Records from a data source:
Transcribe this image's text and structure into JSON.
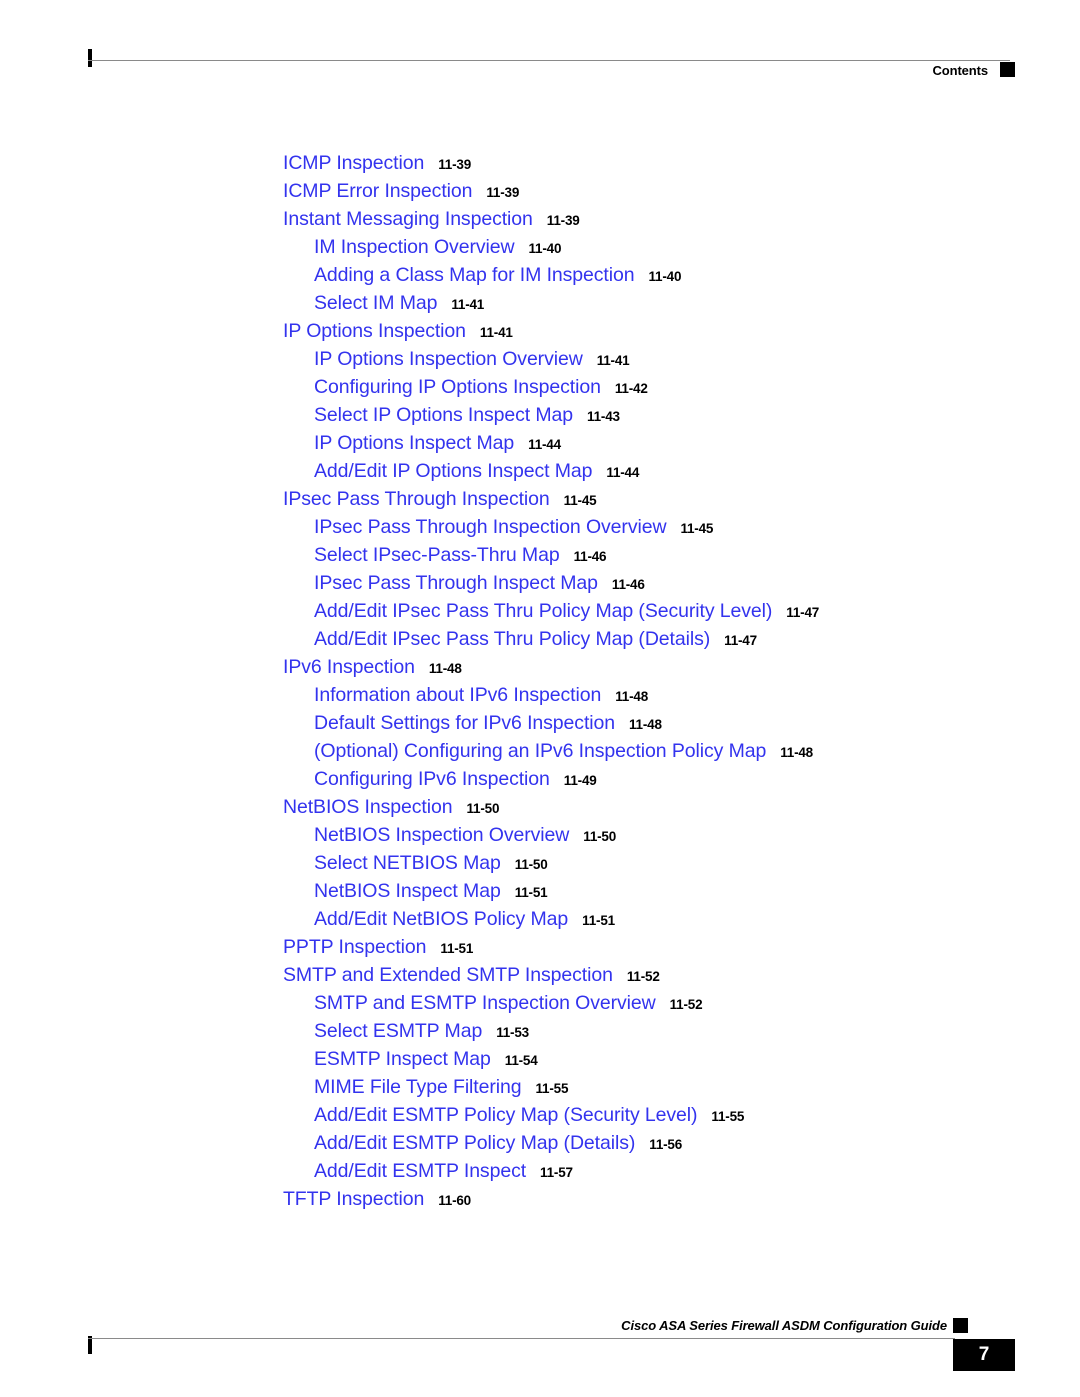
{
  "header": {
    "title": "Contents",
    "marker_icon": "black-square-marker"
  },
  "footer": {
    "guide_title": "Cisco ASA Series Firewall ASDM Configuration Guide",
    "marker_icon": "black-square-marker",
    "page_number": "7"
  },
  "colors": {
    "link": "#3333ee",
    "page_number": "#000000",
    "rule": "#8a8a8a",
    "marker": "#000000"
  },
  "toc": {
    "entries": [
      {
        "level": 1,
        "title": "ICMP Inspection",
        "page": "11-39"
      },
      {
        "level": 1,
        "title": "ICMP Error Inspection",
        "page": "11-39"
      },
      {
        "level": 1,
        "title": "Instant Messaging Inspection",
        "page": "11-39"
      },
      {
        "level": 2,
        "title": "IM Inspection Overview",
        "page": "11-40"
      },
      {
        "level": 2,
        "title": "Adding a Class Map for IM Inspection",
        "page": "11-40"
      },
      {
        "level": 2,
        "title": "Select IM Map",
        "page": "11-41"
      },
      {
        "level": 1,
        "title": "IP Options Inspection",
        "page": "11-41"
      },
      {
        "level": 2,
        "title": "IP Options Inspection Overview",
        "page": "11-41"
      },
      {
        "level": 2,
        "title": "Configuring IP Options Inspection",
        "page": "11-42"
      },
      {
        "level": 2,
        "title": "Select IP Options Inspect Map",
        "page": "11-43"
      },
      {
        "level": 2,
        "title": "IP Options Inspect Map",
        "page": "11-44"
      },
      {
        "level": 2,
        "title": "Add/Edit IP Options Inspect Map",
        "page": "11-44"
      },
      {
        "level": 1,
        "title": "IPsec Pass Through Inspection",
        "page": "11-45"
      },
      {
        "level": 2,
        "title": "IPsec Pass Through Inspection Overview",
        "page": "11-45"
      },
      {
        "level": 2,
        "title": "Select IPsec-Pass-Thru Map",
        "page": "11-46"
      },
      {
        "level": 2,
        "title": "IPsec Pass Through Inspect Map",
        "page": "11-46"
      },
      {
        "level": 2,
        "title": "Add/Edit IPsec Pass Thru Policy Map (Security Level)",
        "page": "11-47"
      },
      {
        "level": 2,
        "title": "Add/Edit IPsec Pass Thru Policy Map (Details)",
        "page": "11-47"
      },
      {
        "level": 1,
        "title": "IPv6 Inspection",
        "page": "11-48"
      },
      {
        "level": 2,
        "title": "Information about IPv6 Inspection",
        "page": "11-48"
      },
      {
        "level": 2,
        "title": "Default Settings for IPv6 Inspection",
        "page": "11-48"
      },
      {
        "level": 2,
        "title": "(Optional) Configuring an IPv6 Inspection Policy Map",
        "page": "11-48"
      },
      {
        "level": 2,
        "title": "Configuring IPv6 Inspection",
        "page": "11-49"
      },
      {
        "level": 1,
        "title": "NetBIOS Inspection",
        "page": "11-50"
      },
      {
        "level": 2,
        "title": "NetBIOS Inspection Overview",
        "page": "11-50"
      },
      {
        "level": 2,
        "title": "Select NETBIOS Map",
        "page": "11-50"
      },
      {
        "level": 2,
        "title": "NetBIOS Inspect Map",
        "page": "11-51"
      },
      {
        "level": 2,
        "title": "Add/Edit NetBIOS Policy Map",
        "page": "11-51"
      },
      {
        "level": 1,
        "title": "PPTP Inspection",
        "page": "11-51"
      },
      {
        "level": 1,
        "title": "SMTP and Extended SMTP Inspection",
        "page": "11-52"
      },
      {
        "level": 2,
        "title": "SMTP and ESMTP Inspection Overview",
        "page": "11-52"
      },
      {
        "level": 2,
        "title": "Select ESMTP Map",
        "page": "11-53"
      },
      {
        "level": 2,
        "title": "ESMTP Inspect Map",
        "page": "11-54"
      },
      {
        "level": 2,
        "title": "MIME File Type Filtering",
        "page": "11-55"
      },
      {
        "level": 2,
        "title": "Add/Edit ESMTP Policy Map (Security Level)",
        "page": "11-55"
      },
      {
        "level": 2,
        "title": "Add/Edit ESMTP Policy Map (Details)",
        "page": "11-56"
      },
      {
        "level": 2,
        "title": "Add/Edit ESMTP Inspect",
        "page": "11-57"
      },
      {
        "level": 1,
        "title": "TFTP Inspection",
        "page": "11-60"
      }
    ]
  }
}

■ The problem
Repeat the listing in full and exactly. Leave any pictures out.

■ Solved problem
Transcribe this image's text and structure into JSON.
{
  "header": {
    "title": "Contents",
    "marker_icon": "black-square-marker"
  },
  "footer": {
    "guide_title": "Cisco ASA Series Firewall ASDM Configuration Guide",
    "marker_icon": "black-square-marker",
    "page_number": "7"
  },
  "colors": {
    "link": "#3333ee",
    "page_number": "#000000",
    "rule": "#8a8a8a",
    "marker": "#000000"
  },
  "toc": {
    "entries": [
      {
        "level": 1,
        "title": "ICMP Inspection",
        "page": "11-39"
      },
      {
        "level": 1,
        "title": "ICMP Error Inspection",
        "page": "11-39"
      },
      {
        "level": 1,
        "title": "Instant Messaging Inspection",
        "page": "11-39"
      },
      {
        "level": 2,
        "title": "IM Inspection Overview",
        "page": "11-40"
      },
      {
        "level": 2,
        "title": "Adding a Class Map for IM Inspection",
        "page": "11-40"
      },
      {
        "level": 2,
        "title": "Select IM Map",
        "page": "11-41"
      },
      {
        "level": 1,
        "title": "IP Options Inspection",
        "page": "11-41"
      },
      {
        "level": 2,
        "title": "IP Options Inspection Overview",
        "page": "11-41"
      },
      {
        "level": 2,
        "title": "Configuring IP Options Inspection",
        "page": "11-42"
      },
      {
        "level": 2,
        "title": "Select IP Options Inspect Map",
        "page": "11-43"
      },
      {
        "level": 2,
        "title": "IP Options Inspect Map",
        "page": "11-44"
      },
      {
        "level": 2,
        "title": "Add/Edit IP Options Inspect Map",
        "page": "11-44"
      },
      {
        "level": 1,
        "title": "IPsec Pass Through Inspection",
        "page": "11-45"
      },
      {
        "level": 2,
        "title": "IPsec Pass Through Inspection Overview",
        "page": "11-45"
      },
      {
        "level": 2,
        "title": "Select IPsec-Pass-Thru Map",
        "page": "11-46"
      },
      {
        "level": 2,
        "title": "IPsec Pass Through Inspect Map",
        "page": "11-46"
      },
      {
        "level": 2,
        "title": "Add/Edit IPsec Pass Thru Policy Map (Security Level)",
        "page": "11-47"
      },
      {
        "level": 2,
        "title": "Add/Edit IPsec Pass Thru Policy Map (Details)",
        "page": "11-47"
      },
      {
        "level": 1,
        "title": "IPv6 Inspection",
        "page": "11-48"
      },
      {
        "level": 2,
        "title": "Information about IPv6 Inspection",
        "page": "11-48"
      },
      {
        "level": 2,
        "title": "Default Settings for IPv6 Inspection",
        "page": "11-48"
      },
      {
        "level": 2,
        "title": "(Optional) Configuring an IPv6 Inspection Policy Map",
        "page": "11-48"
      },
      {
        "level": 2,
        "title": "Configuring IPv6 Inspection",
        "page": "11-49"
      },
      {
        "level": 1,
        "title": "NetBIOS Inspection",
        "page": "11-50"
      },
      {
        "level": 2,
        "title": "NetBIOS Inspection Overview",
        "page": "11-50"
      },
      {
        "level": 2,
        "title": "Select NETBIOS Map",
        "page": "11-50"
      },
      {
        "level": 2,
        "title": "NetBIOS Inspect Map",
        "page": "11-51"
      },
      {
        "level": 2,
        "title": "Add/Edit NetBIOS Policy Map",
        "page": "11-51"
      },
      {
        "level": 1,
        "title": "PPTP Inspection",
        "page": "11-51"
      },
      {
        "level": 1,
        "title": "SMTP and Extended SMTP Inspection",
        "page": "11-52"
      },
      {
        "level": 2,
        "title": "SMTP and ESMTP Inspection Overview",
        "page": "11-52"
      },
      {
        "level": 2,
        "title": "Select ESMTP Map",
        "page": "11-53"
      },
      {
        "level": 2,
        "title": "ESMTP Inspect Map",
        "page": "11-54"
      },
      {
        "level": 2,
        "title": "MIME File Type Filtering",
        "page": "11-55"
      },
      {
        "level": 2,
        "title": "Add/Edit ESMTP Policy Map (Security Level)",
        "page": "11-55"
      },
      {
        "level": 2,
        "title": "Add/Edit ESMTP Policy Map (Details)",
        "page": "11-56"
      },
      {
        "level": 2,
        "title": "Add/Edit ESMTP Inspect",
        "page": "11-57"
      },
      {
        "level": 1,
        "title": "TFTP Inspection",
        "page": "11-60"
      }
    ]
  }
}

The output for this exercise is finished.